> _INSTRUCTION_
Omit the pictures and return every entry exactly as written.

[Stored dataset items]
--------------------------------------------------

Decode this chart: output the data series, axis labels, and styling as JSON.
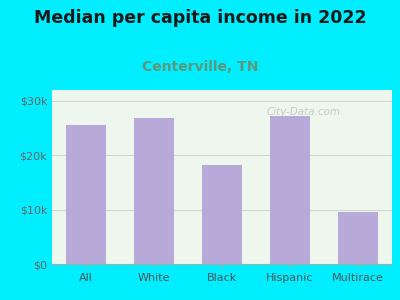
{
  "title": "Median per capita income in 2022",
  "subtitle": "Centerville, TN",
  "categories": [
    "All",
    "White",
    "Black",
    "Hispanic",
    "Multirace"
  ],
  "values": [
    25500,
    26800,
    18200,
    27200,
    9500
  ],
  "bar_color": "#b8aad8",
  "background_outer": "#00eeff",
  "background_inner": "#edf7ee",
  "title_fontsize": 12.5,
  "subtitle_fontsize": 10,
  "subtitle_color": "#5a9a7a",
  "tick_color": "#555555",
  "ytick_color": "#666666",
  "ylim": [
    0,
    32000
  ],
  "yticks": [
    0,
    10000,
    20000,
    30000
  ],
  "watermark": "City-Data.com"
}
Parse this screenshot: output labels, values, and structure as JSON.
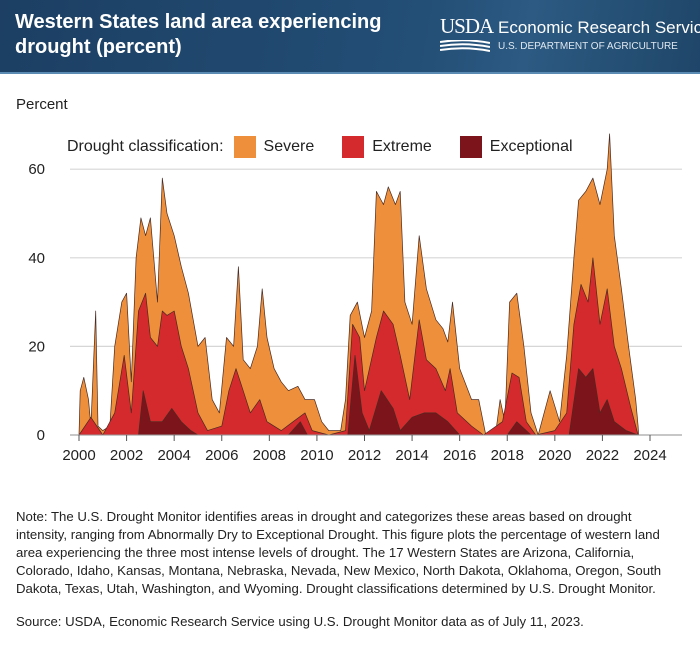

--------------------------------------------------

> _THE SOLUTION_
Decode this chart: output the data series, axis labels, and styling as JSON.
{
  "title": "Median per capita income in 2022",
  "subtitle": "Centerville, TN",
  "categories": [
    "All",
    "White",
    "Black",
    "Hispanic",
    "Multirace"
  ],
  "values": [
    25500,
    26800,
    18200,
    27200,
    9500
  ],
  "bar_color": "#b8aad8",
  "background_outer": "#00eeff",
  "background_inner": "#edf7ee",
  "title_fontsize": 12.5,
  "subtitle_fontsize": 10,
  "subtitle_color": "#5a9a7a",
  "tick_color": "#555555",
  "ytick_color": "#666666",
  "ylim": [
    0,
    32000
  ],
  "yticks": [
    0,
    10000,
    20000,
    30000
  ],
  "watermark": "City-Data.com"
}
Parse this screenshot: output labels, values, and structure as JSON.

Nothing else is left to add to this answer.